Return all lines in the material below that contain "Правительства".
------ Input records
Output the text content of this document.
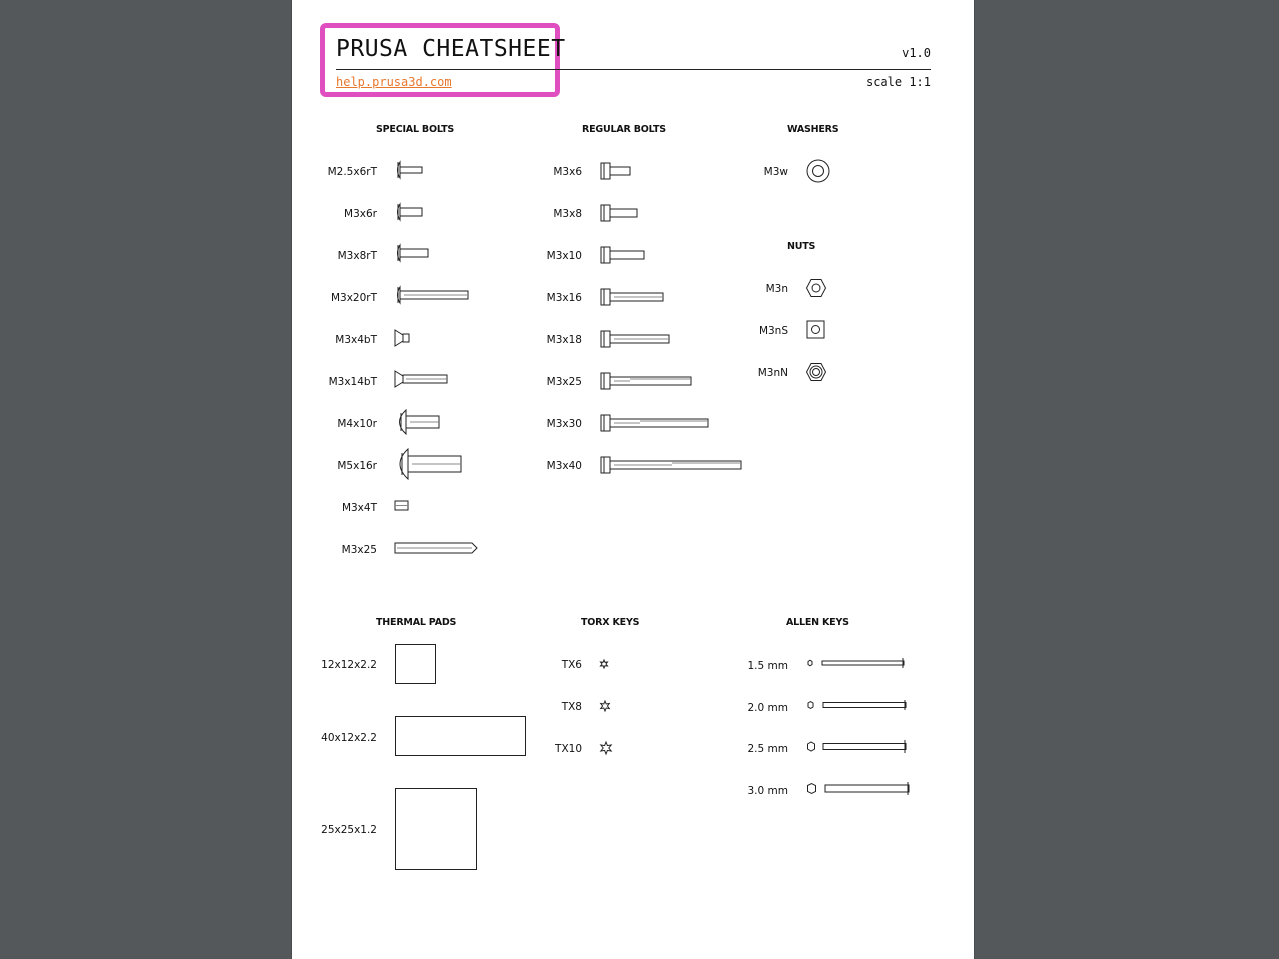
PRUSA CHEATSHEET
help.prusa3d.com
v1.0
scale 1:1
SPECIAL BOLTS
M2.5x6rT
M3x6r
M3x8rT
M3x20rT
M3x4bT
M3x14bT
M4x10r
M5x16r
M3x4T
M3x25
REGULAR BOLTS
M3x6
M3x8
M3x10
M3x16
M3x18
M3x25
M3x30
M3x40
WASHERS
M3w
NUTS
M3n
M3nS
M3nN
THERMAL PADS
12x12x2.2
40x12x2.2
25x25x1.2
TORX KEYS
TX6
TX8
TX10
ALLEN KEYS
1.5 mm
2.0 mm
2.5 mm
3.0 mm
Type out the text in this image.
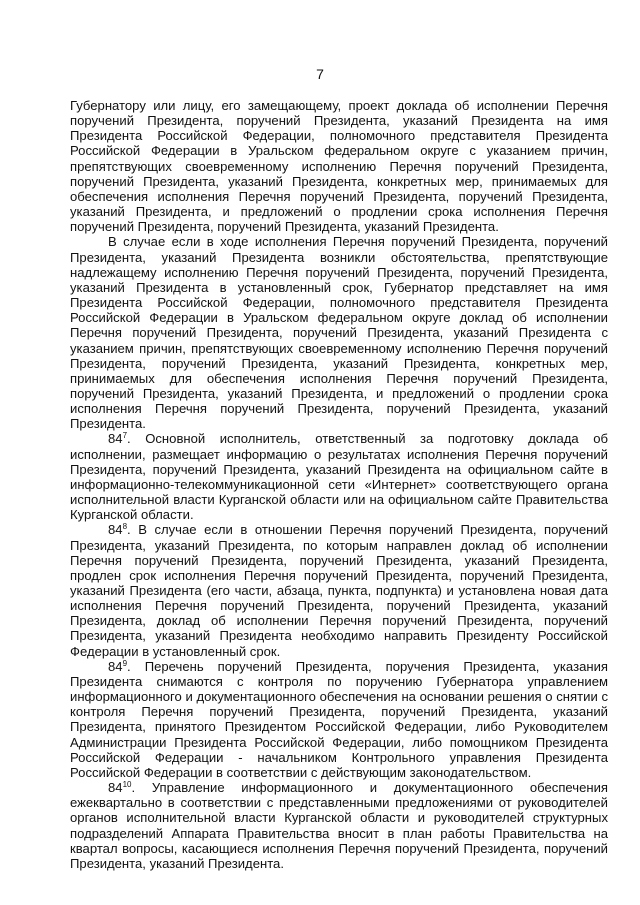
7

Губернатору или лицу, его замещающему, проект доклада об исполнении Перечня поручений Президента, поручений Президента, указаний Президента на имя Президента Российской Федерации, полномочного представителя Президента Российской Федерации в Уральском федеральном округе с указанием причин, препятствующих своевременному исполнению Перечня поручений Президента, поручений Президента, указаний Президента, конкретных мер, принимаемых для обеспечения исполнения Перечня поручений Президента, поручений Президента, указаний Президента, и предложений о продлении срока исполнения Перечня поручений Президента, поручений Президента, указаний Президента.

В случае если в ходе исполнения Перечня поручений Президента, поручений Президента, указаний Президента возникли обстоятельства, препятствующие надлежащему исполнению Перечня поручений Президента, поручений Президента, указаний Президента в установленный срок, Губернатор представляет на имя Президента Российской Федерации, полномочного представителя Президента Российской Федерации в Уральском федеральном округе доклад об исполнении Перечня поручений Президента, поручений Президента, указаний Президента с указанием причин, препятствующих своевременному исполнению Перечня поручений Президента, поручений Президента, указаний Президента, конкретных мер, принимаемых для обеспечения исполнения Перечня поручений Президента, поручений Президента, указаний Президента, и предложений о продлении срока исполнения Перечня поручений Президента, поручений Президента, указаний Президента.

$84^7$. Основной исполнитель, ответственный за подготовку доклада об исполнении, размещает информацию о результатах исполнения Перечня поручений Президента, поручений Президента, указаний Президента на официальном сайте в информационно-телекоммуникационной сети «Интернет» соответствующего органа исполнительной власти Курганской области или на официальном сайте Правительства Курганской области.

$84^8$. В случае если в отношении Перечня поручений Президента, поручений Президента, указаний Президента, по которым направлен доклад об исполнении Перечня поручений Президента, поручений Президента, указаний Президента, продлен срок исполнения Перечня поручений Президента, поручений Президента, указаний Президента (его части, абзаца, пункта, подпункта) и установлена новая дата исполнения Перечня поручений Президента, поручений Президента, указаний Президента, доклад об исполнении Перечня поручений Президента, поручений Президента, указаний Президента необходимо направить Президенту Российской Федерации в установленный срок.

$84^9$. Перечень поручений Президента, поручения Президента, указания Президента снимаются с контроля по поручению Губернатора управлением информационного и документационного обеспечения на основании решения о снятии с контроля Перечня поручений Президента, поручений Президента, указаний Президента, принятого Президентом Российской Федерации, либо Руководителем Администрации Президента Российской Федерации, либо помощником Президента Российской Федерации - начальником Контрольного управления Президента Российской Федерации в соответствии с действующим законодательством.

$84^{10}$. Управление информационного и документационного обеспечения ежеквартально в соответствии с представленными предложениями от руководителей органов исполнительной власти Курганской области и руководителей структурных подразделений Аппарата Правительства вносит в план работы Правительства на квартал вопросы, касающиеся исполнения Перечня поручений Президента, поручений Президента, указаний Президента.
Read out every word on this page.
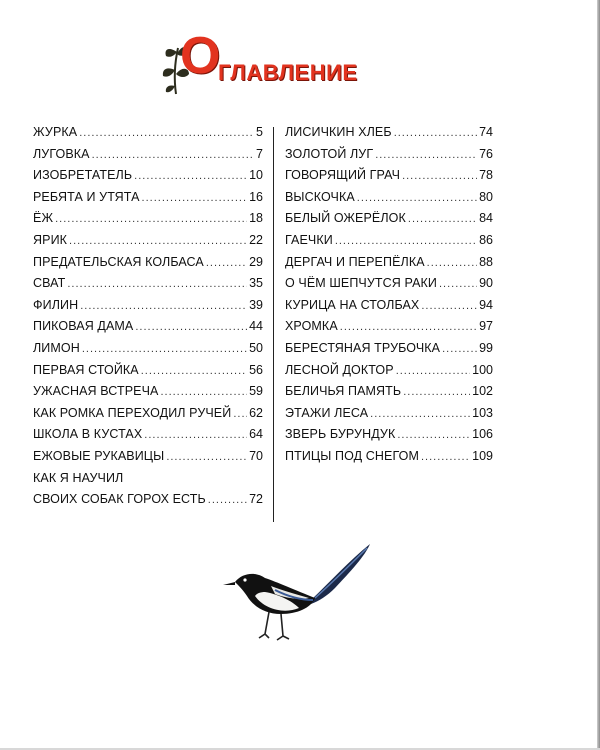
О
ГЛАВЛЕНИЕ
ЖУРКА .....	5
ЛУГОВКА .....	7
ИЗОБРЕТАТЕЛЬ .....	10
РЕБЯТА И УТЯТА .....	16
ЁЖ .....	18
ЯРИК .....	22
ПРЕДАТЕЛЬСКАЯ КОЛБАСА .....	29
СВАТ .....	35
ФИЛИН .....	39
ПИКОВАЯ ДАМА .....	44
ЛИМОН .....	50
ПЕРВАЯ СТОЙКА .....	56
УЖАСНАЯ ВСТРЕЧА .....	59
КАК РОМКА ПЕРЕХОДИЛ РУЧЕЙ ..... 62
ШКОЛА В КУСТАХ .....	64
ЕЖОВЫЕ РУКАВИЦЫ .....	70
КАК Я НАУЧИЛ
СВОИХ СОБАК ГОРОХ ЕСТЬ .....	72
ЛИСИЧКИН ХЛЕБ .....	74
ЗОЛОТОЙ ЛУГ .....	76
ГОВОРЯЩИЙ ГРАЧ .....	78
ВЫСКОЧКА .....	80
БЕЛЫЙ ОЖЕРЁЛОК .....	84
ГАЕЧКИ .....	86
ДЕРГАЧ И ПЕРЕПЁЛКА .....	88
О ЧЁМ ШЕПЧУТСЯ РАКИ .....	90
КУРИЦА НА СТОЛБАХ .....	94
ХРОМКА .....	97
БЕРЕСТЯНАЯ ТРУБОЧКА .....	99
ЛЕСНОЙ ДОКТОР .....	100
БЕЛИЧЬЯ ПАМЯТЬ .....	102
ЭТАЖИ ЛЕСА .....	103
ЗВЕРЬ БУРУНДУК .....	106
ПТИЦЫ ПОД СНЕГОМ .....	109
------------
Task answer
$84^7$. Основной исполнитель, ответственный за подготовку доклада об исполнении, размещает информацию о результатах исполнения Перечня поручений Президента, поручений Президента, указаний Президента на официальном сайте в информационно-телекоммуникационной сети «Интернет» соответствующего органа исполнительной власти Курганской области или на официальном сайте Правительства Курганской области.
$84^{10}$. Управление информационного и документационного обеспечения ежеквартально в соответствии с представленными предложениями от руководителей органов исполнительной власти Курганской области и руководителей структурных подразделений Аппарата Правительства вносит в план работы Правительства на квартал вопросы, касающиеся исполнения Перечня поручений Президента, поручений Президента, указаний Президента.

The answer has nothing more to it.